**Task material:**
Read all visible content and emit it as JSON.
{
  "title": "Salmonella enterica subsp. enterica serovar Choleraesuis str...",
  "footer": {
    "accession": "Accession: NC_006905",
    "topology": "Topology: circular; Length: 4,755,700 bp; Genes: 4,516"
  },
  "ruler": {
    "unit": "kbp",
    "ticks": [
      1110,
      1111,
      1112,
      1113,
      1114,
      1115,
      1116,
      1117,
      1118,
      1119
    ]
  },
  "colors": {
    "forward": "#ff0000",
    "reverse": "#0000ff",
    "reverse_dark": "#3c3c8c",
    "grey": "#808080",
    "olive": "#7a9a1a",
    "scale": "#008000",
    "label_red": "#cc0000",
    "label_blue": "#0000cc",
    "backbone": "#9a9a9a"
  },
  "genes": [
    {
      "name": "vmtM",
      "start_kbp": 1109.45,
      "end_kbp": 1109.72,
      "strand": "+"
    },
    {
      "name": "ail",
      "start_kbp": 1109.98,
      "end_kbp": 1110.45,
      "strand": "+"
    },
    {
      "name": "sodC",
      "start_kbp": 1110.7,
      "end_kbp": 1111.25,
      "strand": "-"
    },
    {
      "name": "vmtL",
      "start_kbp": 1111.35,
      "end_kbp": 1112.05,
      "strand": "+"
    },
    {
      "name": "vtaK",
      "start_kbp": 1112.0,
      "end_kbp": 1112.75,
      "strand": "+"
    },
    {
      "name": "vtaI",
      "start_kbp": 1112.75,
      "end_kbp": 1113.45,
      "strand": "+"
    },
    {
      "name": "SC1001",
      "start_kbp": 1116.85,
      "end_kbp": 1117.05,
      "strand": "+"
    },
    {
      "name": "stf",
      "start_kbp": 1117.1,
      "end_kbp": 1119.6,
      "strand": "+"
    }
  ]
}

**Exercise directions:** Each line above needs to be repeated exactly, with nothing omitted.

**Result:**
Read all visible content and emit it as JSON.
{
  "title": "Salmonella enterica subsp. enterica serovar Choleraesuis str...",
  "footer": {
    "accession": "Accession: NC_006905",
    "topology": "Topology: circular; Length: 4,755,700 bp; Genes: 4,516"
  },
  "ruler": {
    "unit": "kbp",
    "ticks": [
      1110,
      1111,
      1112,
      1113,
      1114,
      1115,
      1116,
      1117,
      1118,
      1119
    ]
  },
  "colors": {
    "forward": "#ff0000",
    "reverse": "#0000ff",
    "reverse_dark": "#3c3c8c",
    "grey": "#808080",
    "olive": "#7a9a1a",
    "scale": "#008000",
    "label_red": "#cc0000",
    "label_blue": "#0000cc",
    "backbone": "#9a9a9a"
  },
  "genes": [
    {
      "name": "vmtM",
      "start_kbp": 1109.45,
      "end_kbp": 1109.72,
      "strand": "+"
    },
    {
      "name": "ail",
      "start_kbp": 1109.98,
      "end_kbp": 1110.45,
      "strand": "+"
    },
    {
      "name": "sodC",
      "start_kbp": 1110.7,
      "end_kbp": 1111.25,
      "strand": "-"
    },
    {
      "name": "vmtL",
      "start_kbp": 1111.35,
      "end_kbp": 1112.05,
      "strand": "+"
    },
    {
      "name": "vtaK",
      "start_kbp": 1112.0,
      "end_kbp": 1112.75,
      "strand": "+"
    },
    {
      "name": "vtaI",
      "start_kbp": 1112.75,
      "end_kbp": 1113.45,
      "strand": "+"
    },
    {
      "name": "SC1001",
      "start_kbp": 1116.85,
      "end_kbp": 1117.05,
      "strand": "+"
    },
    {
      "name": "stf",
      "start_kbp": 1117.1,
      "end_kbp": 1119.6,
      "strand": "+"
    }
  ]
}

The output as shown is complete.